• [BRANO SELEZIONATO]:
....
Tra i temi centrali dell’attuale campagna elettorale rientrano certamente la pandemia di Covid-19 e il processo di corruzione che coinvolge il premier uscente Netanyahu.

In gennaio 2021 Menchaem Lazar ha condotto un sondaggio per Panels Research su 522 intervistati con un margine di errore del 4,4%. I numeri indicano che potrebbe costituirsi una coalizione di governo senza Likud, Shas UTJ e la Joint List (cioè i partiti della destra radicale e ultraortodossi). Likud avrebbe 28 seggi, ma i partiti impegnati a sostenere il premier uscente non risulterebbero sufficienti per raggiungere la maggioranza parlamentare di 61 seggi.

Naftali Bennett, leader del partito Yamina non ha escluso la possibilità di schierarsi a sostegno di Netanyahu. Tuttavia, al momento, anche gli 11 seggi di Yamina non risultano sufficienti per consentire la formazione di un governo.

Tale situazione ha peraltro determinato una rinnovata attenzione verso l’elettorato arabo, tendenza che senza dubbio rompe con le dinamiche elettorali classiche del passato. La possibilità del premier uscente di ottenere una maggioranza dipenderebbe soprattutto dalla possibilità che i partiti a lui contrari non riescano a raggiungere la soglia minima per entrare nella Knesset.

Secondo recenti sondaggi, tra i partiti certi di superare la soglia dei dieci seggi nessuno è di sinistra. Israele è stato governato per anni dalla sinistra producendo leader di spicco come David Ben Gurion, Ytzak Rabin e Shimon Peres ma non indica un primo ministro da vent’anni. Una ventata d’aria fresca è stata portata alla sinistra israeliana a fine gennaio 2021 quando il Partito Laburista ha eletto il suo nuovo leader con la speranza di risollevare le sorti del partito. La nuova leader è Merav Michaeli, membro della Knesset dal 2013. La sua figura carismatica emerse esponenzialmente in occasione della sua opposizione alla scelta del Partito Laburista di entrare a far parte di un governo di coalizione con il Likud e il partito Blu e Bianco. La Michaeli fu l’unica dei deputati del suo partito a rimanere nell’opposizione e ora che ha vinto le primarie con il 77% dei voti dovrà darsi da fare per dare nuova linfa al partito guadagnando consensi, tramite una campagna elettorale efficace, in un periodo decisamente limitato.
....
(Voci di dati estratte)

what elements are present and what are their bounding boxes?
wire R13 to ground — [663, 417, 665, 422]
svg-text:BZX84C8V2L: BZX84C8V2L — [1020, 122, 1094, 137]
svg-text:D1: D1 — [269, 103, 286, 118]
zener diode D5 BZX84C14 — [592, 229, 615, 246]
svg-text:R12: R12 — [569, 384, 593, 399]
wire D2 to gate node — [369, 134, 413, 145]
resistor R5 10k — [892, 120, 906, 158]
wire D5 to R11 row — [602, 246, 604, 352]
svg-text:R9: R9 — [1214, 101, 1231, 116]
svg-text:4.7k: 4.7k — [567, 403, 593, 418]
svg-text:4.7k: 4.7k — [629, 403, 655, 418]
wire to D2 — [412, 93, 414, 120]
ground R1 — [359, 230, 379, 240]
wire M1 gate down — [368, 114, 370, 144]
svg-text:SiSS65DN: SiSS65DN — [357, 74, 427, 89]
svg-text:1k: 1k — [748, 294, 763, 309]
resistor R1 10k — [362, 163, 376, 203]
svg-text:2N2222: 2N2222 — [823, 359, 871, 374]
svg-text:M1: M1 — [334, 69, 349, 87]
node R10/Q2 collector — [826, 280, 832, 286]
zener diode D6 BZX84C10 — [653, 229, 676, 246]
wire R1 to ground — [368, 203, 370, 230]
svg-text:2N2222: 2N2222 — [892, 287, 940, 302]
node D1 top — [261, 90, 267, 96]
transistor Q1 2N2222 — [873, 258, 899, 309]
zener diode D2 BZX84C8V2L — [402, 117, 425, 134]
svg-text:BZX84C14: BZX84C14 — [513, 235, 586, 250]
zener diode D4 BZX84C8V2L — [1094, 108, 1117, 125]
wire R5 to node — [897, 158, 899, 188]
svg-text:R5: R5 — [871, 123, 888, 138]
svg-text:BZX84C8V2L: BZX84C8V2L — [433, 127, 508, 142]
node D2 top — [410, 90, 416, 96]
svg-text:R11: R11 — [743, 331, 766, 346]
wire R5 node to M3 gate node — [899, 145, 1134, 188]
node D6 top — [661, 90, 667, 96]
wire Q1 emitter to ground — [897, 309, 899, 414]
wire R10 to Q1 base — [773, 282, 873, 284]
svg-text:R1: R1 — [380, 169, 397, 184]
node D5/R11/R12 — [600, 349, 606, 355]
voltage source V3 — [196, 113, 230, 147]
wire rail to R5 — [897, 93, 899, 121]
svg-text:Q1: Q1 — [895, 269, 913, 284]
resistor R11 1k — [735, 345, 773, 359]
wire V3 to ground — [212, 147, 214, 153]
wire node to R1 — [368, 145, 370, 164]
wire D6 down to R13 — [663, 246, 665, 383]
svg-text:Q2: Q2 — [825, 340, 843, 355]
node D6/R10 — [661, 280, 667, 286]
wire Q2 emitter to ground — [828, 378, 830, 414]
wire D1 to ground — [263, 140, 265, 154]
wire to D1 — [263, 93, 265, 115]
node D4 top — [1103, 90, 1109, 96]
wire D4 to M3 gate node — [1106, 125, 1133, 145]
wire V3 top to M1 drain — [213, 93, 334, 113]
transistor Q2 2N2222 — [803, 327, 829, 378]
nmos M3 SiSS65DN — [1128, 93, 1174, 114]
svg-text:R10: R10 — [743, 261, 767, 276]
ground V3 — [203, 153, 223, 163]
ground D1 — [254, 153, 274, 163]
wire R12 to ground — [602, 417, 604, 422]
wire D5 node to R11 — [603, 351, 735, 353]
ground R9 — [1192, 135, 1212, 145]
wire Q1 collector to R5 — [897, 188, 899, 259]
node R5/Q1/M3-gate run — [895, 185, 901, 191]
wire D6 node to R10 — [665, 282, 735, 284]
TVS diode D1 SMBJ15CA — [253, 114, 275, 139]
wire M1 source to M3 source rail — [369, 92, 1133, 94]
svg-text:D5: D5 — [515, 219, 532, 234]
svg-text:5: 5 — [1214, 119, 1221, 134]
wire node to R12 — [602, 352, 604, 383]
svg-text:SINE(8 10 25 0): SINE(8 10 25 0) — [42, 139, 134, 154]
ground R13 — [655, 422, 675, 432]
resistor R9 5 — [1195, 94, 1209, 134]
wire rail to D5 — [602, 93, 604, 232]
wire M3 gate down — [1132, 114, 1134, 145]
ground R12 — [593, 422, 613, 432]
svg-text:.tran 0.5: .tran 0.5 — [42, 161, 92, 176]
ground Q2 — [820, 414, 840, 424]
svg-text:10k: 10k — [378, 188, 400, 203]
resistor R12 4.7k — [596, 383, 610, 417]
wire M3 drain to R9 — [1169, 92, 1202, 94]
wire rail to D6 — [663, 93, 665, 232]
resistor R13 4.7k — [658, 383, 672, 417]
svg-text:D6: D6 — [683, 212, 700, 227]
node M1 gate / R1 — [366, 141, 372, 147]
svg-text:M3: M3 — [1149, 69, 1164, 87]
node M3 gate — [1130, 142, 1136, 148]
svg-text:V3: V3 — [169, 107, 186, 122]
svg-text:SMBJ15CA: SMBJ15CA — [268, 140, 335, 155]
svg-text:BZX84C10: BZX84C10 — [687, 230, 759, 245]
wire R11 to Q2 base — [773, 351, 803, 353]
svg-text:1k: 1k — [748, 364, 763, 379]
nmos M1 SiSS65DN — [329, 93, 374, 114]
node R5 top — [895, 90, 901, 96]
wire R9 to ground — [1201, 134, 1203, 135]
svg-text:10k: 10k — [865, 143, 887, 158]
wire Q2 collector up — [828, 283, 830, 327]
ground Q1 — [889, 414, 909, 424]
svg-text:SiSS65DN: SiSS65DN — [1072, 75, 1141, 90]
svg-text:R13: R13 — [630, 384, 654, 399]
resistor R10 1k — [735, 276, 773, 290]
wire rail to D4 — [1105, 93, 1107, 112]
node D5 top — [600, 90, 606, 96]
....
• [COMPITI RICHIESTI]:
• 1. Restituisci il passo del brano sulle elezioni israeliane che comincia con "Tale situazione ha" e prosegue fino a "entrare nella Knesset.".
• 2. Riassumi in due frasi il brano sulle elezioni israeliane.
Le voci estratte non servono per svolgere i compiti.

• [RISPOSTE SCRITTE]:
• 1.
Tale situazione ha peraltro determinato una rinnovata attenzione verso l’elettorato arabo, tendenza che senza dubbio rompe con le dinamiche elettorali classiche del passato. La possibilità del premier uscente di ottenere una maggioranza dipenderebbe soprattutto dalla possibilità che i partiti a lui contrari non riescano a raggiungere la soglia minima per entrare nella Knesset.

• 2. Nella campagna elettorale, segnata dalla pandemia di Covid-19 e dal processo di corruzione che coinvolge Netanyahu, un sondaggio di gennaio 2021 indica che i partiti a sostegno del premier uscente non raggiungerebbero la maggioranza di 61 seggi, nemmeno con gli 11 seggi di Yamina. Nessun partito di sinistra è certo di superare la soglia dei dieci seggi, ma il Partito Laburista ha eletto come nuova leader Merav Michaeli, che ha vinto le primarie con il 77% dei voti e dovrà dare nuova linfa al partito in un periodo decisamente limitato.